Repeat all of the records verbatim.
===============
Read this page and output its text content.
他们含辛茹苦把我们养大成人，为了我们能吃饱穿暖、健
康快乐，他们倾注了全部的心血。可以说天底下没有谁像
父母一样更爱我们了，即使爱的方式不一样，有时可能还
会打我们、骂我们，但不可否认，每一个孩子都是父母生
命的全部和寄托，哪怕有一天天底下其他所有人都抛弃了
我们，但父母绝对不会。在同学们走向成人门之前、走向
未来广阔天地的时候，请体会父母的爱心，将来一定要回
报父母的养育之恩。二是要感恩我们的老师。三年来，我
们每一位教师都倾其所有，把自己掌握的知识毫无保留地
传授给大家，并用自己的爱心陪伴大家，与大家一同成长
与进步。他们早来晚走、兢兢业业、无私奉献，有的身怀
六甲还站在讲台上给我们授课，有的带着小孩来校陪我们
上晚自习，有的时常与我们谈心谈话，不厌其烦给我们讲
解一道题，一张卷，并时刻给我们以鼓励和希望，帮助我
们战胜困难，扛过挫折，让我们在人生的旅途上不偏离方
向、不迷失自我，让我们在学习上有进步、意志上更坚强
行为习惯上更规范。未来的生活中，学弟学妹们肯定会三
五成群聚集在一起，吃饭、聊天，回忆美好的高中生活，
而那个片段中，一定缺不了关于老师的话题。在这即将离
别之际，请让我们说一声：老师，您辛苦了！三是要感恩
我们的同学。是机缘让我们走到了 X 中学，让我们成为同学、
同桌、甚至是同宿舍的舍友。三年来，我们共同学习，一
===============
ANSWER FOR THE TASK -
Read this page and output its text content.
他们含辛茹苦把我们养大成人，为了我们能吃饱穿暖、健
康快乐，他们倾注了全部的心血。可以说天底下没有谁像
父母一样更爱我们了，即使爱的方式不一样，有时可能还
会打我们、骂我们，但不可否认，每一个孩子都是父母生
命的全部和寄托，哪怕有一天天底下其他所有人都抛弃了
我们，但父母绝对不会。在同学们走向成人门之前、走向
未来广阔天地的时候，请体会父母的爱心，将来一定要回
报父母的养育之恩。二是要感恩我们的老师。三年来，我
们每一位教师都倾其所有，把自己掌握的知识毫无保留地
传授给大家，并用自己的爱心陪伴大家，与大家一同成长
与进步。他们早来晚走、兢兢业业、无私奉献，有的身怀
六甲还站在讲台上给我们授课，有的带着小孩来校陪我们
上晚自习，有的时常与我们谈心谈话，不厌其烦给我们讲
解一道题，一张卷，并时刻给我们以鼓励和希望，帮助我
们战胜困难，扛过挫折，让我们在人生的旅途上不偏离方
向、不迷失自我，让我们在学习上有进步、意志上更坚强
行为习惯上更规范。未来的生活中，学弟学妹们肯定会三
五成群聚集在一起，吃饭、聊天，回忆美好的高中生活，
而那个片段中，一定缺不了关于老师的话题。在这即将离
别之际，请让我们说一声：老师，您辛苦了！三是要感恩
我们的同学。是机缘让我们走到了 X 中学，让我们成为同学、
同桌、甚至是同宿舍的舍友。三年来，我们共同学习，一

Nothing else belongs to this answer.